Problem description >> Write out the data below in full. Keep it exact.

====

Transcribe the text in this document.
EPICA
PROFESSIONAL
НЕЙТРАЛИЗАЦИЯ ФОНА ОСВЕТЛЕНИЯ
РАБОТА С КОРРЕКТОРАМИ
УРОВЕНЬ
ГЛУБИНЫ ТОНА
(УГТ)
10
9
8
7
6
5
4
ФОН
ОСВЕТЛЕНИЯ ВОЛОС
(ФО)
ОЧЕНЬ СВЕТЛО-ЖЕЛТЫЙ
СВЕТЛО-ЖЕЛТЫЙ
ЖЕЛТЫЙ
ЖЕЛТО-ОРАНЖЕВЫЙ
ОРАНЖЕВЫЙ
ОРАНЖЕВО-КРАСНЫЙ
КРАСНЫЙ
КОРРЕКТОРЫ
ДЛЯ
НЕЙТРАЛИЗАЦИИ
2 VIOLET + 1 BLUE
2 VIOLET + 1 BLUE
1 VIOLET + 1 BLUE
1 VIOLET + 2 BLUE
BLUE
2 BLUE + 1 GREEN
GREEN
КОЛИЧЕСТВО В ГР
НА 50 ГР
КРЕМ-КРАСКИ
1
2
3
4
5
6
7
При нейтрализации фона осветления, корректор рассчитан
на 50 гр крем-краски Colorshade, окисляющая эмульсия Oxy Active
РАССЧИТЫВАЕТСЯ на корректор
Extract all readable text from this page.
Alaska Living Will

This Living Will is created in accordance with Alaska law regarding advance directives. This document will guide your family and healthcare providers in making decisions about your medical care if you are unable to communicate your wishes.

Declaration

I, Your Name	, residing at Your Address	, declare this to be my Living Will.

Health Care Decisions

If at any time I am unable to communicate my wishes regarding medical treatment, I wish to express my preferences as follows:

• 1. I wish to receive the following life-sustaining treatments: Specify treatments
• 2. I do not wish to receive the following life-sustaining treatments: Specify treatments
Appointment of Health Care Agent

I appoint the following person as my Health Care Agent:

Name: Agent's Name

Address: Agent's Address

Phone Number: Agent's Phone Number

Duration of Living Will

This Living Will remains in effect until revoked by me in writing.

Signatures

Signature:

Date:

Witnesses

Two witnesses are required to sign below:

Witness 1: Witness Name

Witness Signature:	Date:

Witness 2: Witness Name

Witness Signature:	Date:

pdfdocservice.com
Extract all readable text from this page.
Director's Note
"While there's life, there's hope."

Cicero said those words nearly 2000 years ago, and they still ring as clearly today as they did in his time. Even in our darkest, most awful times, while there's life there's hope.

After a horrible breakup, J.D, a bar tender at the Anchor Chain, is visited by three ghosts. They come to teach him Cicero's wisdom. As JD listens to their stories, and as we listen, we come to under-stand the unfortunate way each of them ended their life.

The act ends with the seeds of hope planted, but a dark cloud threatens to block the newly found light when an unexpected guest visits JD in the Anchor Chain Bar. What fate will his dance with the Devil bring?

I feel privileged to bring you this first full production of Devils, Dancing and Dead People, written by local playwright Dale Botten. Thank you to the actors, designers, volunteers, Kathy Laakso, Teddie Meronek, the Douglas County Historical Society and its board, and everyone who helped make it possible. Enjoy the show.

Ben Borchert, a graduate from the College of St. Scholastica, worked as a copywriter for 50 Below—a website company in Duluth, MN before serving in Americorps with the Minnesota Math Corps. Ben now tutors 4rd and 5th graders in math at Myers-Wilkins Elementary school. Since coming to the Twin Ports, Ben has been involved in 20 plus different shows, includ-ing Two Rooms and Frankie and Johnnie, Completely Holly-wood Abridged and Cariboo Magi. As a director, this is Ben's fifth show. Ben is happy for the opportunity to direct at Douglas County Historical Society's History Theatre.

====

Task solution >>
Transcribe the text in this document.
EPICA
PROFESSIONAL
НЕЙТРАЛИЗАЦИЯ ФОНА ОСВЕТЛЕНИЯ
РАБОТА С КОРРЕКТОРАМИ
УРОВЕНЬ
ГЛУБИНЫ ТОНА
(УГТ)
10
9
8
7
6
5
4
ФОН
ОСВЕТЛЕНИЯ ВОЛОС
(ФО)
ОЧЕНЬ СВЕТЛО-ЖЕЛТЫЙ
СВЕТЛО-ЖЕЛТЫЙ
ЖЕЛТЫЙ
ЖЕЛТО-ОРАНЖЕВЫЙ
ОРАНЖЕВЫЙ
ОРАНЖЕВО-КРАСНЫЙ
КРАСНЫЙ
КОРРЕКТОРЫ
ДЛЯ
НЕЙТРАЛИЗАЦИИ
2 VIOLET + 1 BLUE
2 VIOLET + 1 BLUE
1 VIOLET + 1 BLUE
1 VIOLET + 2 BLUE
BLUE
2 BLUE + 1 GREEN
GREEN
КОЛИЧЕСТВО В ГР
НА 50 ГР
КРЕМ-КРАСКИ
1
2
3
4
5
6
7
При нейтрализации фона осветления, корректор рассчитан
на 50 гр крем-краски Colorshade, окисляющая эмульсия Oxy Active
РАССЧИТЫВАЕТСЯ на корректор
Extract all readable text from this page.
Alaska Living Will

This Living Will is created in accordance with Alaska law regarding advance directives. This document will guide your family and healthcare providers in making decisions about your medical care if you are unable to communicate your wishes.

Declaration

I, Your Name	, residing at Your Address	, declare this to be my Living Will.

Health Care Decisions

If at any time I am unable to communicate my wishes regarding medical treatment, I wish to express my preferences as follows:

• 1. I wish to receive the following life-sustaining treatments: Specify treatments
• 2. I do not wish to receive the following life-sustaining treatments: Specify treatments
Appointment of Health Care Agent

I appoint the following person as my Health Care Agent:

Name: Agent's Name

Address: Agent's Address

Phone Number: Agent's Phone Number

Duration of Living Will

This Living Will remains in effect until revoked by me in writing.

Signatures

Signature:

Date:

Witnesses

Two witnesses are required to sign below:

Witness 1: Witness Name

Witness Signature:	Date:

Witness 2: Witness Name

Witness Signature:	Date:

pdfdocservice.com
Extract all readable text from this page.
Director's Note
"While there's life, there's hope."

Cicero said those words nearly 2000 years ago, and they still ring as clearly today as they did in his time. Even in our darkest, most awful times, while there's life there's hope.

After a horrible breakup, J.D, a bar tender at the Anchor Chain, is visited by three ghosts. They come to teach him Cicero's wisdom. As JD listens to their stories, and as we listen, we come to under-stand the unfortunate way each of them ended their life.

The act ends with the seeds of hope planted, but a dark cloud threatens to block the newly found light when an unexpected guest visits JD in the Anchor Chain Bar. What fate will his dance with the Devil bring?

I feel privileged to bring you this first full production of Devils, Dancing and Dead People, written by local playwright Dale Botten. Thank you to the actors, designers, volunteers, Kathy Laakso, Teddie Meronek, the Douglas County Historical Society and its board, and everyone who helped make it possible. Enjoy the show.

Ben Borchert, a graduate from the College of St. Scholastica, worked as a copywriter for 50 Below—a website company in Duluth, MN before serving in Americorps with the Minnesota Math Corps. Ben now tutors 4rd and 5th graders in math at Myers-Wilkins Elementary school. Since coming to the Twin Ports, Ben has been involved in 20 plus different shows, includ-ing Two Rooms and Frankie and Johnnie, Completely Holly-wood Abridged and Cariboo Magi. As a director, this is Ben's fifth show. Ben is happy for the opportunity to direct at Douglas County Historical Society's History Theatre.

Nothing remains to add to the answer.